+++ DATASET EXCERPTS +++
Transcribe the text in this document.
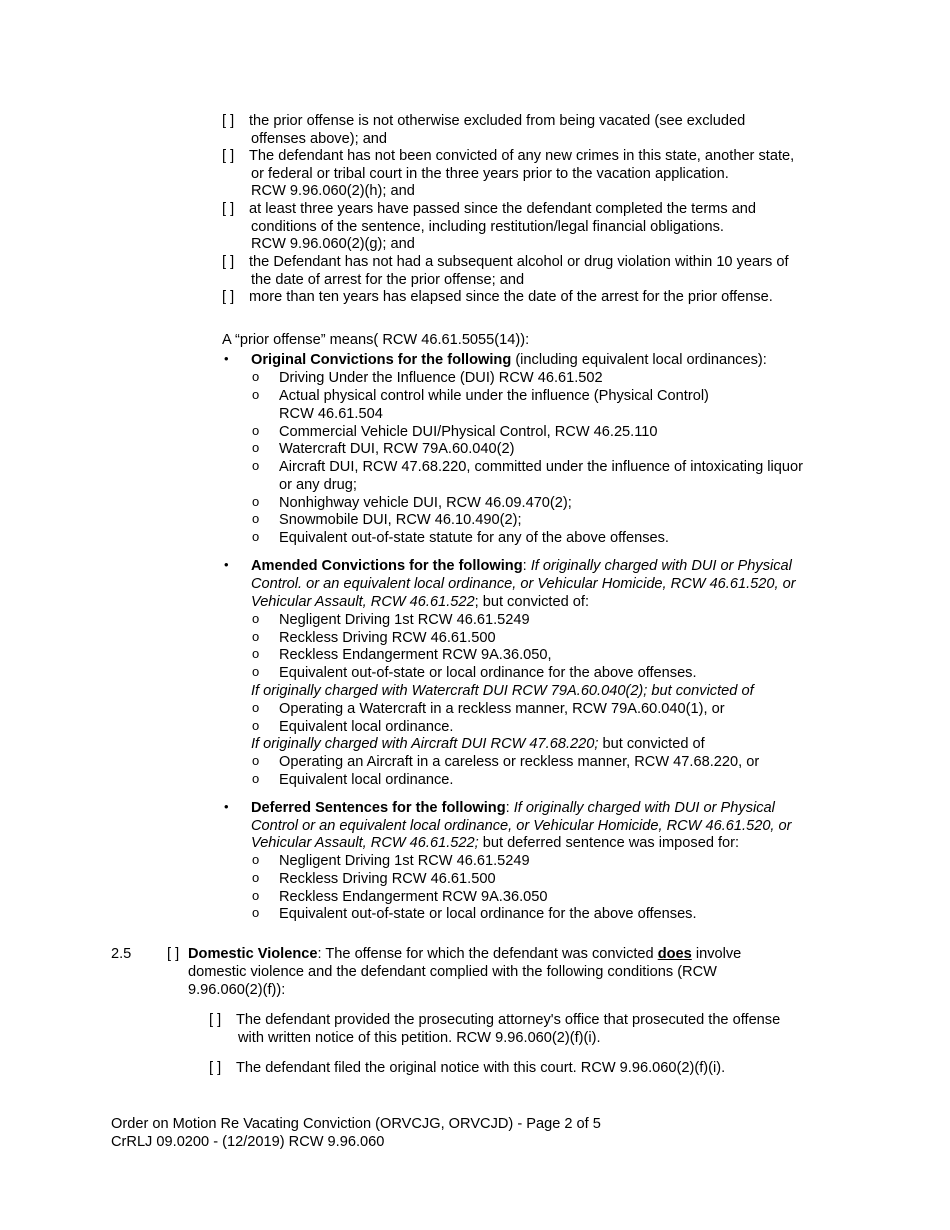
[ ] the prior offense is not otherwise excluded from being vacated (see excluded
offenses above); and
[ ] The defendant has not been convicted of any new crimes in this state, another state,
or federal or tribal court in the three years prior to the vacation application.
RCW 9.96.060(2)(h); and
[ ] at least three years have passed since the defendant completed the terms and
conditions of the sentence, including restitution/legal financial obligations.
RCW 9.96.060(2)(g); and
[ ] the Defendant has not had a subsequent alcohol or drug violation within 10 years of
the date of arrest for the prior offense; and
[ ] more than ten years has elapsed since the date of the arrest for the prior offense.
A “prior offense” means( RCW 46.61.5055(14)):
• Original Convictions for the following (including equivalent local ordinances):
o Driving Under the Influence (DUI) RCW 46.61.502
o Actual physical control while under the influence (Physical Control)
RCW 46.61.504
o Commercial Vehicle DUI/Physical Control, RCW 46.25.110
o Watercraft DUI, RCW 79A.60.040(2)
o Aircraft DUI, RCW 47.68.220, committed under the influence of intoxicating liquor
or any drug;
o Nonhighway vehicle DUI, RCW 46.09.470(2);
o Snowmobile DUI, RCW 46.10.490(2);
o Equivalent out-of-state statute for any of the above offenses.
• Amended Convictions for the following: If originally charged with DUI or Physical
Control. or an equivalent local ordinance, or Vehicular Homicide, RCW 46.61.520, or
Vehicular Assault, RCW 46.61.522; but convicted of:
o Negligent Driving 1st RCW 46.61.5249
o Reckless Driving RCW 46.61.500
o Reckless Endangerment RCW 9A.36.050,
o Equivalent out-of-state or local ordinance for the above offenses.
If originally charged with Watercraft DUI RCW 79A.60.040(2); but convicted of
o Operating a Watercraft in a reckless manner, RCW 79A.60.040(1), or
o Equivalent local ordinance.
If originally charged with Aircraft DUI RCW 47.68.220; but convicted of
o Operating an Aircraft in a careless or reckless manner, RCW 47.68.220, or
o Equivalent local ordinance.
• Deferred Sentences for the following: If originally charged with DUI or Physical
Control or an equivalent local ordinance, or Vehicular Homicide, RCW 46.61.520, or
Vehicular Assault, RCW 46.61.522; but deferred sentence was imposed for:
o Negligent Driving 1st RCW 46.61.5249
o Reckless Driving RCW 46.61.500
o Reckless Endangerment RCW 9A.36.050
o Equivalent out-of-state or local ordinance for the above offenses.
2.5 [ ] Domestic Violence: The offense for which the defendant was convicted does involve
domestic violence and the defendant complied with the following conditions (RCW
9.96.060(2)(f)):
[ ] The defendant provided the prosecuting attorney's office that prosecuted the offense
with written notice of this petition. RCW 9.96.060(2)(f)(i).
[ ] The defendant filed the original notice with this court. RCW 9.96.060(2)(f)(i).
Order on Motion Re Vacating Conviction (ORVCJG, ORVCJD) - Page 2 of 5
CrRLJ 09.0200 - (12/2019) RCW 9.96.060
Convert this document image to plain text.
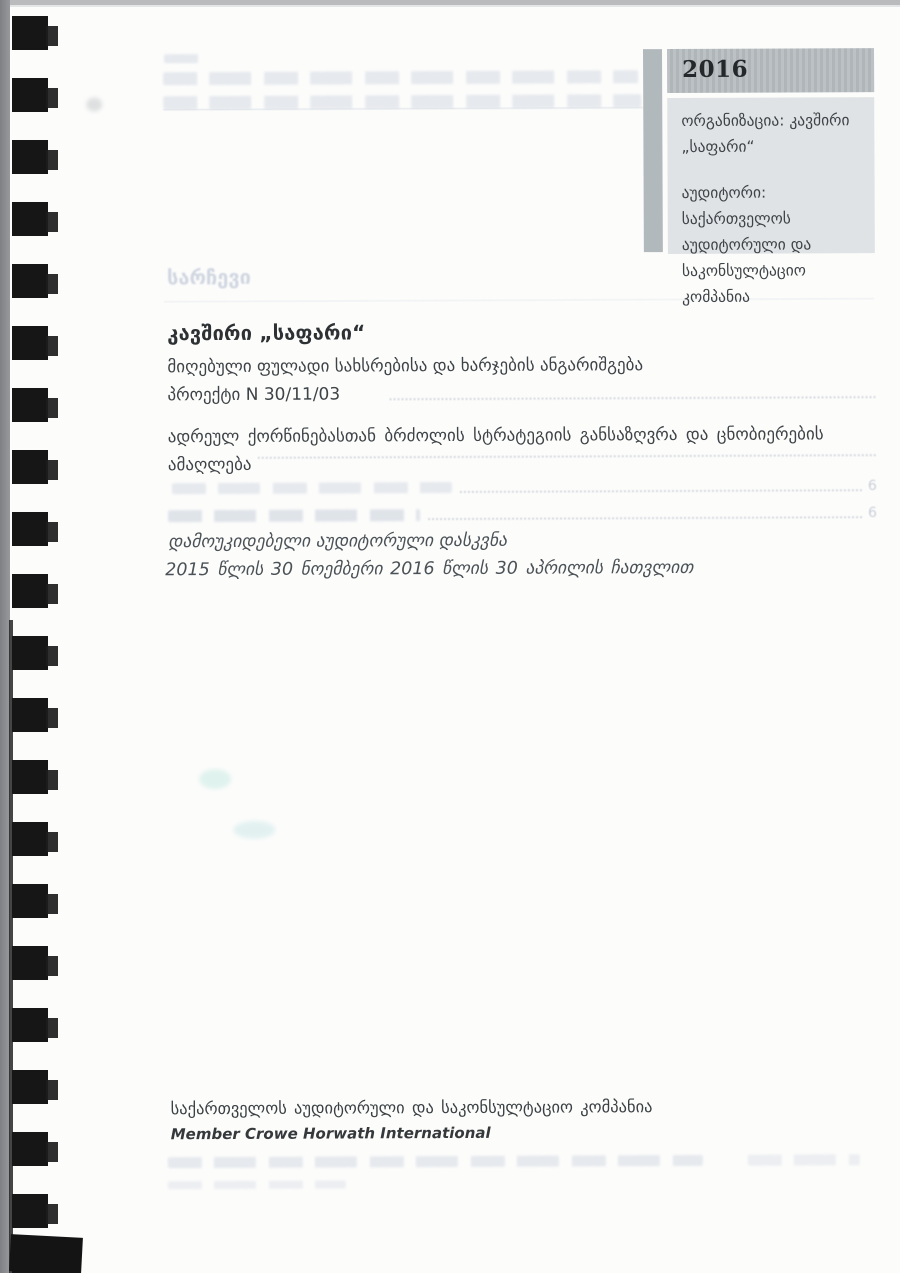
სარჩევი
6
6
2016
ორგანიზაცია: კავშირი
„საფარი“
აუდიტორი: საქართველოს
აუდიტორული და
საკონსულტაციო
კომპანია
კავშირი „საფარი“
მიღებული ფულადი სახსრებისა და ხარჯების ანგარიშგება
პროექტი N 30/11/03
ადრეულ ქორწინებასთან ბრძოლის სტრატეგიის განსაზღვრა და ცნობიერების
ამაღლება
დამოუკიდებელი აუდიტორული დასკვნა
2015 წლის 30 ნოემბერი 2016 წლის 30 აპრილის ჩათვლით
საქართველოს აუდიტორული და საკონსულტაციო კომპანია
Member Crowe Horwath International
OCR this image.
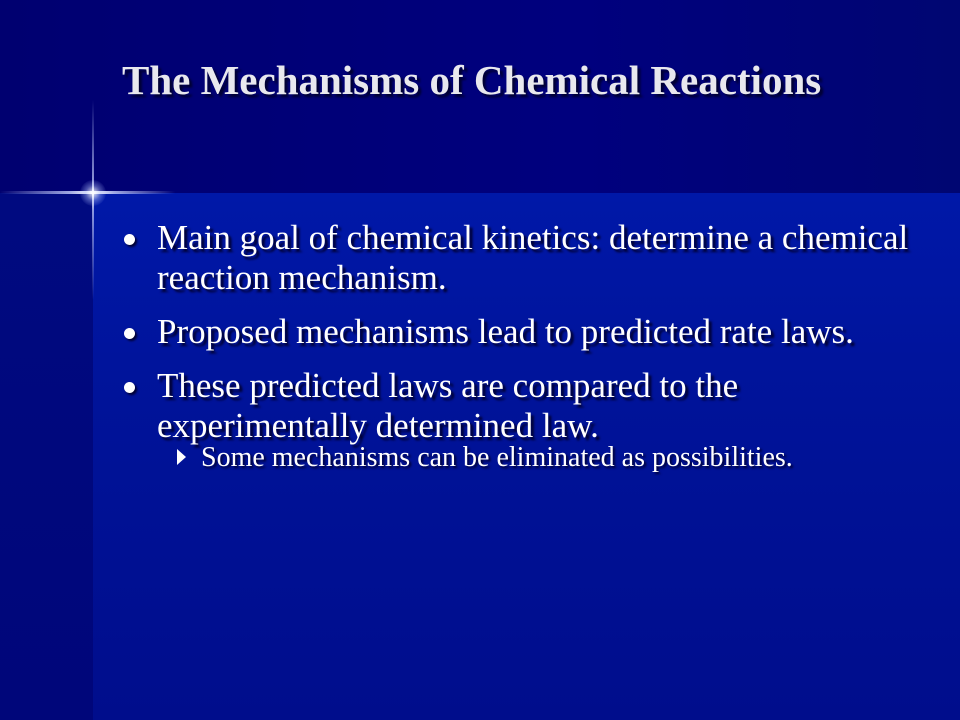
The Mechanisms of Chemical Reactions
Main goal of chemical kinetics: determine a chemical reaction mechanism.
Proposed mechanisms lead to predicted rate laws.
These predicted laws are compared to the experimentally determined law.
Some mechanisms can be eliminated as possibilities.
+++
» TASK TO CARRY OUT:
Reproduce all the records verbatim, excluding images.

» TASK OUTPUT:
Transcribe the text in this document.
[ ] the prior offense is not otherwise excluded from being vacated (see excluded
offenses above); and
[ ] The defendant has not been convicted of any new crimes in this state, another state,
or federal or tribal court in the three years prior to the vacation application.
RCW 9.96.060(2)(h); and
[ ] at least three years have passed since the defendant completed the terms and
conditions of the sentence, including restitution/legal financial obligations.
RCW 9.96.060(2)(g); and
[ ] the Defendant has not had a subsequent alcohol or drug violation within 10 years of
the date of arrest for the prior offense; and
[ ] more than ten years has elapsed since the date of the arrest for the prior offense.
A “prior offense” means( RCW 46.61.5055(14)):
• Original Convictions for the following (including equivalent local ordinances):
o Driving Under the Influence (DUI) RCW 46.61.502
o Actual physical control while under the influence (Physical Control)
RCW 46.61.504
o Commercial Vehicle DUI/Physical Control, RCW 46.25.110
o Watercraft DUI, RCW 79A.60.040(2)
o Aircraft DUI, RCW 47.68.220, committed under the influence of intoxicating liquor
or any drug;
o Nonhighway vehicle DUI, RCW 46.09.470(2);
o Snowmobile DUI, RCW 46.10.490(2);
o Equivalent out-of-state statute for any of the above offenses.
• Amended Convictions for the following: If originally charged with DUI or Physical
Control. or an equivalent local ordinance, or Vehicular Homicide, RCW 46.61.520, or
Vehicular Assault, RCW 46.61.522; but convicted of:
o Negligent Driving 1st RCW 46.61.5249
o Reckless Driving RCW 46.61.500
o Reckless Endangerment RCW 9A.36.050,
o Equivalent out-of-state or local ordinance for the above offenses.
If originally charged with Watercraft DUI RCW 79A.60.040(2); but convicted of
o Operating a Watercraft in a reckless manner, RCW 79A.60.040(1), or
o Equivalent local ordinance.
If originally charged with Aircraft DUI RCW 47.68.220; but convicted of
o Operating an Aircraft in a careless or reckless manner, RCW 47.68.220, or
o Equivalent local ordinance.
• Deferred Sentences for the following: If originally charged with DUI or Physical
Control or an equivalent local ordinance, or Vehicular Homicide, RCW 46.61.520, or
Vehicular Assault, RCW 46.61.522; but deferred sentence was imposed for:
o Negligent Driving 1st RCW 46.61.5249
o Reckless Driving RCW 46.61.500
o Reckless Endangerment RCW 9A.36.050
o Equivalent out-of-state or local ordinance for the above offenses.
2.5 [ ] Domestic Violence: The offense for which the defendant was convicted does involve
domestic violence and the defendant complied with the following conditions (RCW
9.96.060(2)(f)):
[ ] The defendant provided the prosecuting attorney's office that prosecuted the offense
with written notice of this petition. RCW 9.96.060(2)(f)(i).
[ ] The defendant filed the original notice with this court. RCW 9.96.060(2)(f)(i).
Order on Motion Re Vacating Conviction (ORVCJG, ORVCJD) - Page 2 of 5
CrRLJ 09.0200 - (12/2019) RCW 9.96.060
Convert this document image to plain text.
სარჩევი
6
6
2016
ორგანიზაცია: კავშირი
„საფარი“
აუდიტორი: საქართველოს
აუდიტორული და
საკონსულტაციო
კომპანია
კავშირი „საფარი“
მიღებული ფულადი სახსრებისა და ხარჯების ანგარიშგება
პროექტი N 30/11/03
ადრეულ ქორწინებასთან ბრძოლის სტრატეგიის განსაზღვრა და ცნობიერების
ამაღლება
დამოუკიდებელი აუდიტორული დასკვნა
2015 წლის 30 ნოემბერი 2016 წლის 30 აპრილის ჩათვლით
საქართველოს აუდიტორული და საკონსულტაციო კომპანია
Member Crowe Horwath International
OCR this image.
The Mechanisms of Chemical Reactions
Main goal of chemical kinetics: determine a chemical reaction mechanism.
Proposed mechanisms lead to predicted rate laws.
These predicted laws are compared to the experimentally determined law.
Some mechanisms can be eliminated as possibilities.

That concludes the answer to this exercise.